* begin *

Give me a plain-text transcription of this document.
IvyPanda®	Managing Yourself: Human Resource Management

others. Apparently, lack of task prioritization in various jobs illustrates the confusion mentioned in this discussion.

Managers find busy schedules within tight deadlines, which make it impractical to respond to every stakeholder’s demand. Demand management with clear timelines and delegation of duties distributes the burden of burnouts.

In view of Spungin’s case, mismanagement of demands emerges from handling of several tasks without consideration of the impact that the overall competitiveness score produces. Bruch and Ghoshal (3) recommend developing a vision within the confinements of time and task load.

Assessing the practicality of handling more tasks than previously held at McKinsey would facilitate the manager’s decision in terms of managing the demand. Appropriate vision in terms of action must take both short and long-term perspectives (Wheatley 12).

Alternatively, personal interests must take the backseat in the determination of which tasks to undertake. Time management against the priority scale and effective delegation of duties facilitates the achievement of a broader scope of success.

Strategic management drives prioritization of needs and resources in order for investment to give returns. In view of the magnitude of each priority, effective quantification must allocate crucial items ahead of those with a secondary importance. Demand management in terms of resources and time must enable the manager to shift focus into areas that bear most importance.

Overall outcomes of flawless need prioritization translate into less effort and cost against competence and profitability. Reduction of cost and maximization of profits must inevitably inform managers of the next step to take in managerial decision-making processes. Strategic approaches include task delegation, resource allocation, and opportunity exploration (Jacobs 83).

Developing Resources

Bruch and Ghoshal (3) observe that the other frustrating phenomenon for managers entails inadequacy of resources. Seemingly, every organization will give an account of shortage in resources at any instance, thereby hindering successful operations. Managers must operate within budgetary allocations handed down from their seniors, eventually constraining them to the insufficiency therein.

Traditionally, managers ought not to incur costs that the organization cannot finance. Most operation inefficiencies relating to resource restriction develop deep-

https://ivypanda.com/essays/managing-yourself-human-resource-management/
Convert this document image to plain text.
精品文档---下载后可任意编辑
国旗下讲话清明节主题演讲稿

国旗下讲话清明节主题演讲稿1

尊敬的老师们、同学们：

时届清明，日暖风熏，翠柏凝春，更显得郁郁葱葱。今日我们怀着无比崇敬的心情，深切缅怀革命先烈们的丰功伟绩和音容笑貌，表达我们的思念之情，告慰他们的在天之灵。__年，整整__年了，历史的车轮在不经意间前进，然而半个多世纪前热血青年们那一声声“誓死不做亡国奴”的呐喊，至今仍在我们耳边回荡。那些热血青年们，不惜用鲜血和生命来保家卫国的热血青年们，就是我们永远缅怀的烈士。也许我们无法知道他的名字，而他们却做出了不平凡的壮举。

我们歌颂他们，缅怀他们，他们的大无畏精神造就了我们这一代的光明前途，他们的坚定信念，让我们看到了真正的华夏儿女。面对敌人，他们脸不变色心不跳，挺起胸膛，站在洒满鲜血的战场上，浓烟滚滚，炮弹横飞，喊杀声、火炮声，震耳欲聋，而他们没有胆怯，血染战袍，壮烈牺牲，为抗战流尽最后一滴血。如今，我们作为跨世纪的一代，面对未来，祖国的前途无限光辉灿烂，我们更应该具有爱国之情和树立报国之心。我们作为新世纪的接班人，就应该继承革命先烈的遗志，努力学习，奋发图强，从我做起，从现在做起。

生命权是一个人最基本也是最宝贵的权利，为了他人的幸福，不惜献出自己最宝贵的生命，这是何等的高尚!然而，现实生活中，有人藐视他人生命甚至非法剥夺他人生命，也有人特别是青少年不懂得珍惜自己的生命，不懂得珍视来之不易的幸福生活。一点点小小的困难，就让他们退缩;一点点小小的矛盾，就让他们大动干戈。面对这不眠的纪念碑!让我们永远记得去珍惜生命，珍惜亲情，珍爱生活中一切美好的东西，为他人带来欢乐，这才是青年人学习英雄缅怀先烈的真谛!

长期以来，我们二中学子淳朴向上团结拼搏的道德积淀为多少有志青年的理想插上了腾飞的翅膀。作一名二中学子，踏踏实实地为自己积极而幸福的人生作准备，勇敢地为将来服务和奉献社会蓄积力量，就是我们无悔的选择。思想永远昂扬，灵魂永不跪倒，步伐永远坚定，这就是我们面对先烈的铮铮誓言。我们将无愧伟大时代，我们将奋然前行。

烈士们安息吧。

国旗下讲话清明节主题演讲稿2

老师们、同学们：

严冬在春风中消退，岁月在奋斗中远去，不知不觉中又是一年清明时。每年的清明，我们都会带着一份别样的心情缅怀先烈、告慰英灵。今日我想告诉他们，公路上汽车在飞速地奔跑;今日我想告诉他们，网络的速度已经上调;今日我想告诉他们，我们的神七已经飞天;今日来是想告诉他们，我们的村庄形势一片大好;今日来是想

* end *

Given problem :: Set down all of the data above, word for word.

Result of this task ::
Give me a plain-text transcription of this document.
IvyPanda®	Managing Yourself: Human Resource Management

others. Apparently, lack of task prioritization in various jobs illustrates the confusion mentioned in this discussion.

Managers find busy schedules within tight deadlines, which make it impractical to respond to every stakeholder’s demand. Demand management with clear timelines and delegation of duties distributes the burden of burnouts.

In view of Spungin’s case, mismanagement of demands emerges from handling of several tasks without consideration of the impact that the overall competitiveness score produces. Bruch and Ghoshal (3) recommend developing a vision within the confinements of time and task load.

Assessing the practicality of handling more tasks than previously held at McKinsey would facilitate the manager’s decision in terms of managing the demand. Appropriate vision in terms of action must take both short and long-term perspectives (Wheatley 12).

Alternatively, personal interests must take the backseat in the determination of which tasks to undertake. Time management against the priority scale and effective delegation of duties facilitates the achievement of a broader scope of success.

Strategic management drives prioritization of needs and resources in order for investment to give returns. In view of the magnitude of each priority, effective quantification must allocate crucial items ahead of those with a secondary importance. Demand management in terms of resources and time must enable the manager to shift focus into areas that bear most importance.

Overall outcomes of flawless need prioritization translate into less effort and cost against competence and profitability. Reduction of cost and maximization of profits must inevitably inform managers of the next step to take in managerial decision-making processes. Strategic approaches include task delegation, resource allocation, and opportunity exploration (Jacobs 83).

Developing Resources

Bruch and Ghoshal (3) observe that the other frustrating phenomenon for managers entails inadequacy of resources. Seemingly, every organization will give an account of shortage in resources at any instance, thereby hindering successful operations. Managers must operate within budgetary allocations handed down from their seniors, eventually constraining them to the insufficiency therein.

Traditionally, managers ought not to incur costs that the organization cannot finance. Most operation inefficiencies relating to resource restriction develop deep-

https://ivypanda.com/essays/managing-yourself-human-resource-management/
Convert this document image to plain text.
精品文档---下载后可任意编辑
国旗下讲话清明节主题演讲稿

国旗下讲话清明节主题演讲稿1

尊敬的老师们、同学们：

时届清明，日暖风熏，翠柏凝春，更显得郁郁葱葱。今日我们怀着无比崇敬的心情，深切缅怀革命先烈们的丰功伟绩和音容笑貌，表达我们的思念之情，告慰他们的在天之灵。__年，整整__年了，历史的车轮在不经意间前进，然而半个多世纪前热血青年们那一声声“誓死不做亡国奴”的呐喊，至今仍在我们耳边回荡。那些热血青年们，不惜用鲜血和生命来保家卫国的热血青年们，就是我们永远缅怀的烈士。也许我们无法知道他的名字，而他们却做出了不平凡的壮举。

我们歌颂他们，缅怀他们，他们的大无畏精神造就了我们这一代的光明前途，他们的坚定信念，让我们看到了真正的华夏儿女。面对敌人，他们脸不变色心不跳，挺起胸膛，站在洒满鲜血的战场上，浓烟滚滚，炮弹横飞，喊杀声、火炮声，震耳欲聋，而他们没有胆怯，血染战袍，壮烈牺牲，为抗战流尽最后一滴血。如今，我们作为跨世纪的一代，面对未来，祖国的前途无限光辉灿烂，我们更应该具有爱国之情和树立报国之心。我们作为新世纪的接班人，就应该继承革命先烈的遗志，努力学习，奋发图强，从我做起，从现在做起。

生命权是一个人最基本也是最宝贵的权利，为了他人的幸福，不惜献出自己最宝贵的生命，这是何等的高尚!然而，现实生活中，有人藐视他人生命甚至非法剥夺他人生命，也有人特别是青少年不懂得珍惜自己的生命，不懂得珍视来之不易的幸福生活。一点点小小的困难，就让他们退缩;一点点小小的矛盾，就让他们大动干戈。面对这不眠的纪念碑!让我们永远记得去珍惜生命，珍惜亲情，珍爱生活中一切美好的东西，为他人带来欢乐，这才是青年人学习英雄缅怀先烈的真谛!

长期以来，我们二中学子淳朴向上团结拼搏的道德积淀为多少有志青年的理想插上了腾飞的翅膀。作一名二中学子，踏踏实实地为自己积极而幸福的人生作准备，勇敢地为将来服务和奉献社会蓄积力量，就是我们无悔的选择。思想永远昂扬，灵魂永不跪倒，步伐永远坚定，这就是我们面对先烈的铮铮誓言。我们将无愧伟大时代，我们将奋然前行。

烈士们安息吧。

国旗下讲话清明节主题演讲稿2

老师们、同学们：

严冬在春风中消退，岁月在奋斗中远去，不知不觉中又是一年清明时。每年的清明，我们都会带着一份别样的心情缅怀先烈、告慰英灵。今日我想告诉他们，公路上汽车在飞速地奔跑;今日我想告诉他们，网络的速度已经上调;今日我想告诉他们，我们的神七已经飞天;今日来是想告诉他们，我们的村庄形势一片大好;今日来是想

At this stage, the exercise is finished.